/---
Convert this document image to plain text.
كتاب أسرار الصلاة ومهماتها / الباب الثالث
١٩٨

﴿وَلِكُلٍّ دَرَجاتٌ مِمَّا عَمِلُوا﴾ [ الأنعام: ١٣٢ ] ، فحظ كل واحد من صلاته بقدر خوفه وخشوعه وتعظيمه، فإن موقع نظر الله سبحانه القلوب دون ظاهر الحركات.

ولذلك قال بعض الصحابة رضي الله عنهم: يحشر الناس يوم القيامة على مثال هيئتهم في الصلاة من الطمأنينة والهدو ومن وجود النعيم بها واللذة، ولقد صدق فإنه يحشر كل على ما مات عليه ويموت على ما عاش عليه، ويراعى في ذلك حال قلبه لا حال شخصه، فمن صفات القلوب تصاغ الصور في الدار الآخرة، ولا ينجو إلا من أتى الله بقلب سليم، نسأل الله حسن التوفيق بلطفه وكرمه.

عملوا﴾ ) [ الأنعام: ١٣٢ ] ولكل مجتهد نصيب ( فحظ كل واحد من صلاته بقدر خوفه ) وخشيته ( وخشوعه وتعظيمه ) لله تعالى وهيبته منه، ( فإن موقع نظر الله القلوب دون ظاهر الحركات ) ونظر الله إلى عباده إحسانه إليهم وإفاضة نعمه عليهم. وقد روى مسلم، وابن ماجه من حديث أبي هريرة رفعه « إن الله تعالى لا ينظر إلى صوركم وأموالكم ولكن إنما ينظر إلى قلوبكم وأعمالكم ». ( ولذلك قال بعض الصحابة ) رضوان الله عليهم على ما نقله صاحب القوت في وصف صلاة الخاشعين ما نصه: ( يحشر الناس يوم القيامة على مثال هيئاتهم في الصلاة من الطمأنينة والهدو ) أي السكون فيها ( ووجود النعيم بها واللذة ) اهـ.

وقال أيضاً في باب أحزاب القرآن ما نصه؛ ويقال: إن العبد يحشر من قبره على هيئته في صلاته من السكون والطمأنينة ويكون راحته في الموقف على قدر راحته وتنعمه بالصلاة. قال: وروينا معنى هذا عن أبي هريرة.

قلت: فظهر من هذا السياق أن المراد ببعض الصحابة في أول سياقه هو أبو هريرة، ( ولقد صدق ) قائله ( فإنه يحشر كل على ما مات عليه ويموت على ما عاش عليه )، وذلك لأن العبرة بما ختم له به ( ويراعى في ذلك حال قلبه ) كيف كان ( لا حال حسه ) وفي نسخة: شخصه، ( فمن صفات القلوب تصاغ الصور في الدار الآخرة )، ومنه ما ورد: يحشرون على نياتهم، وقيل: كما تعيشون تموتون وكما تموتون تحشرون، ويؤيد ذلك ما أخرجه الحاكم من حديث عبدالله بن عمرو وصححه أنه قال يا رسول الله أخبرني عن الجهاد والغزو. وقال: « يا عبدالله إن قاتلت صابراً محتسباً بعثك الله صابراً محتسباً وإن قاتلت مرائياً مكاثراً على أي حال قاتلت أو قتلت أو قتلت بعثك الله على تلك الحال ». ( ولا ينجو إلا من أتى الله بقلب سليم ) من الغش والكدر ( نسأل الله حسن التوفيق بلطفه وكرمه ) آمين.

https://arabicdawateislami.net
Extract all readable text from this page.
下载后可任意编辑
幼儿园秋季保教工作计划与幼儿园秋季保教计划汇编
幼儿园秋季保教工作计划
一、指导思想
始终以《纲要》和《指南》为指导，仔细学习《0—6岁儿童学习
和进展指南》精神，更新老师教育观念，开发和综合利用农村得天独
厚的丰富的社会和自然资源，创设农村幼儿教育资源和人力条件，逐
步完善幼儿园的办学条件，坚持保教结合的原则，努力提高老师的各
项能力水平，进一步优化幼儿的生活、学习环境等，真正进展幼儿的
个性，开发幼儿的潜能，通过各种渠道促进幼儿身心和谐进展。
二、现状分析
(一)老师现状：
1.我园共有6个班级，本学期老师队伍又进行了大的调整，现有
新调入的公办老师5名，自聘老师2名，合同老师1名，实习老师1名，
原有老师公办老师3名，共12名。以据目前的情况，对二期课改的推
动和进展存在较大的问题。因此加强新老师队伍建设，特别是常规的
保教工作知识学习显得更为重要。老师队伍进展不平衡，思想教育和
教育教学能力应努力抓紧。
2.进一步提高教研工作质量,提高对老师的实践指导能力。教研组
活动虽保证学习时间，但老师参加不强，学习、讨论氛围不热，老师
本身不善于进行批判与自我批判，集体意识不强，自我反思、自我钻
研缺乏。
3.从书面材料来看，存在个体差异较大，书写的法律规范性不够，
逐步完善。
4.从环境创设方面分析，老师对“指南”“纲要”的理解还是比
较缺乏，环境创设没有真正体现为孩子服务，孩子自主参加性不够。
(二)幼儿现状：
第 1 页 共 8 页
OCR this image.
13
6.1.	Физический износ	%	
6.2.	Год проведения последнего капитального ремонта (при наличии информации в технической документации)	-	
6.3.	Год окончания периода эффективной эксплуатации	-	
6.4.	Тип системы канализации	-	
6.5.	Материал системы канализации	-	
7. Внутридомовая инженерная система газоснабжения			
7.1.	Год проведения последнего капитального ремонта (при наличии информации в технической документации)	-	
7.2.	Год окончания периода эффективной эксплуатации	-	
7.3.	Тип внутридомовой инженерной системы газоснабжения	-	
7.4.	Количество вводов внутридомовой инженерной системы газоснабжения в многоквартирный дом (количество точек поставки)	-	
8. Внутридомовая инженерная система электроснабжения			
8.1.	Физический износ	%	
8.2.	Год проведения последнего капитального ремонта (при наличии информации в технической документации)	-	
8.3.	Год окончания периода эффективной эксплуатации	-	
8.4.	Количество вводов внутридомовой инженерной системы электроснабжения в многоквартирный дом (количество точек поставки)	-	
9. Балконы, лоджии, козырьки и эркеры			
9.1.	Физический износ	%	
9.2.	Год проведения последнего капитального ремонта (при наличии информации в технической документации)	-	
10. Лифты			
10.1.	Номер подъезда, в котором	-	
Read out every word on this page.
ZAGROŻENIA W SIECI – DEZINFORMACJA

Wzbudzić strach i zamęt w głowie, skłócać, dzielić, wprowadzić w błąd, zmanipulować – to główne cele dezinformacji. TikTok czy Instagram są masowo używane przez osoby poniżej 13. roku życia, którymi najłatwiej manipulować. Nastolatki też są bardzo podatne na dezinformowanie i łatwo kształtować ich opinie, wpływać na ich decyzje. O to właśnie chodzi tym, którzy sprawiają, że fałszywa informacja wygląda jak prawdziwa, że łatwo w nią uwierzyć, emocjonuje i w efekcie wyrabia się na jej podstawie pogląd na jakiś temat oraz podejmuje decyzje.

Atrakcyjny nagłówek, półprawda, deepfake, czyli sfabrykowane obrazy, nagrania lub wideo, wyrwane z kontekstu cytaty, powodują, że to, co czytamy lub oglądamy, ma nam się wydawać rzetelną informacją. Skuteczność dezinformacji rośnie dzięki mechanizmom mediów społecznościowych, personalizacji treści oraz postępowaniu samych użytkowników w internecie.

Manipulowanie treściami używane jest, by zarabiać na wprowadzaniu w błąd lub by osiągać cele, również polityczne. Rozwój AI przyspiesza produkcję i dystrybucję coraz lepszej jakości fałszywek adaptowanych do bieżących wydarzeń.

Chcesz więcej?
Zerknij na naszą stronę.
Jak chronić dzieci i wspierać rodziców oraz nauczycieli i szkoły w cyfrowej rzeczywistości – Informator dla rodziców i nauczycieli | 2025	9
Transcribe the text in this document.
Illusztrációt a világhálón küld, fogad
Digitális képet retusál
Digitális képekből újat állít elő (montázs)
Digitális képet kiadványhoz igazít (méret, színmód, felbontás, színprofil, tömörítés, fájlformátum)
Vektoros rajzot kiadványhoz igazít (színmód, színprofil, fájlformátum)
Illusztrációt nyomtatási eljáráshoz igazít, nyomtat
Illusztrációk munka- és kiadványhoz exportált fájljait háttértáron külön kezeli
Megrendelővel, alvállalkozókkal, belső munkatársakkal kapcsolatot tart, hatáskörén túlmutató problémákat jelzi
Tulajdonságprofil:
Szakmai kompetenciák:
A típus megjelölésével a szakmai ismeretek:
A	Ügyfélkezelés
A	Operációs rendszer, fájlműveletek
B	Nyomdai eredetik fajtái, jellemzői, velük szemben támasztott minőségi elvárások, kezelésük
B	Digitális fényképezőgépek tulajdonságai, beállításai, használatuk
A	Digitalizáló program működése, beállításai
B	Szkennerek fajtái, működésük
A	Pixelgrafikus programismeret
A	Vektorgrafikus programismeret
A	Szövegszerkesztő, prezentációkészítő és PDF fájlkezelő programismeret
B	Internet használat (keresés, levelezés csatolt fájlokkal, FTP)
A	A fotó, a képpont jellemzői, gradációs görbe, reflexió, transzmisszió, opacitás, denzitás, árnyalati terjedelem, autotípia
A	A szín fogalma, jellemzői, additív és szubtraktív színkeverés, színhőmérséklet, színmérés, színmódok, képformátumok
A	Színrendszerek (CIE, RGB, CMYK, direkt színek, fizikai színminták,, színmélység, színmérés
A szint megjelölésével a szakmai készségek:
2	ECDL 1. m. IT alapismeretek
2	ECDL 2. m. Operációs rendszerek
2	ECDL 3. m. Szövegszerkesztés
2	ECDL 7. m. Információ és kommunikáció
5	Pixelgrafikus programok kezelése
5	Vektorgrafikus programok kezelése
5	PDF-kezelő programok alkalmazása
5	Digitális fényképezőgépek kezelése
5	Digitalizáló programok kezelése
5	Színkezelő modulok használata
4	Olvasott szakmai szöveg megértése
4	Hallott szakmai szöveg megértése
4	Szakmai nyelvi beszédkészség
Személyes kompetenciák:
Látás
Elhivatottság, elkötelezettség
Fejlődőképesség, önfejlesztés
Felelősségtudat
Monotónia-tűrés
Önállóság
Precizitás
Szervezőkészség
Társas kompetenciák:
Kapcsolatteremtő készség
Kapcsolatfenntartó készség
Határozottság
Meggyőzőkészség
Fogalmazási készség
\---
_PROBLEM TO WORK ON_:
From the listing, copy each line containing the word "الصور".

_CORRECT ANSWER_:
ولذلك قال بعض الصحابة رضي الله عنهم: يحشر الناس يوم القيامة على مثال هيئتهم في الصلاة من الطمأنينة والهدو ومن وجود النعيم بها واللذة، ولقد صدق فإنه يحشر كل على ما مات عليه ويموت على ما عاش عليه، ويراعى في ذلك حال قلبه لا حال شخصه، فمن صفات القلوب تصاغ الصور في الدار الآخرة، ولا ينجو إلا من أتى الله بقلب سليم، نسأل الله حسن التوفيق بلطفه وكرمه.
قلت: فظهر من هذا السياق أن المراد ببعض الصحابة في أول سياقه هو أبو هريرة، ( ولقد صدق ) قائله ( فإنه يحشر كل على ما مات عليه ويموت على ما عاش عليه )، وذلك لأن العبرة بما ختم له به ( ويراعى في ذلك حال قلبه ) كيف كان ( لا حال حسه ) وفي نسخة: شخصه، ( فمن صفات القلوب تصاغ الصور في الدار الآخرة )، ومنه ما ورد: يحشرون على نياتهم، وقيل: كما تعيشون تموتون وكما تموتون تحشرون، ويؤيد ذلك ما أخرجه الحاكم من حديث عبدالله بن عمرو وصححه أنه قال يا رسول الله أخبرني عن الجهاد والغزو. وقال: « يا عبدالله إن قاتلت صابراً محتسباً بعثك الله صابراً محتسباً وإن قاتلت مرائياً مكاثراً على أي حال قاتلت أو قتلت أو قتلت بعثك الله على تلك الحال ». ( ولا ينجو إلا من أتى الله بقلب سليم ) من الغش والكدر ( نسأل الله حسن التوفيق بلطفه وكرمه ) آمين.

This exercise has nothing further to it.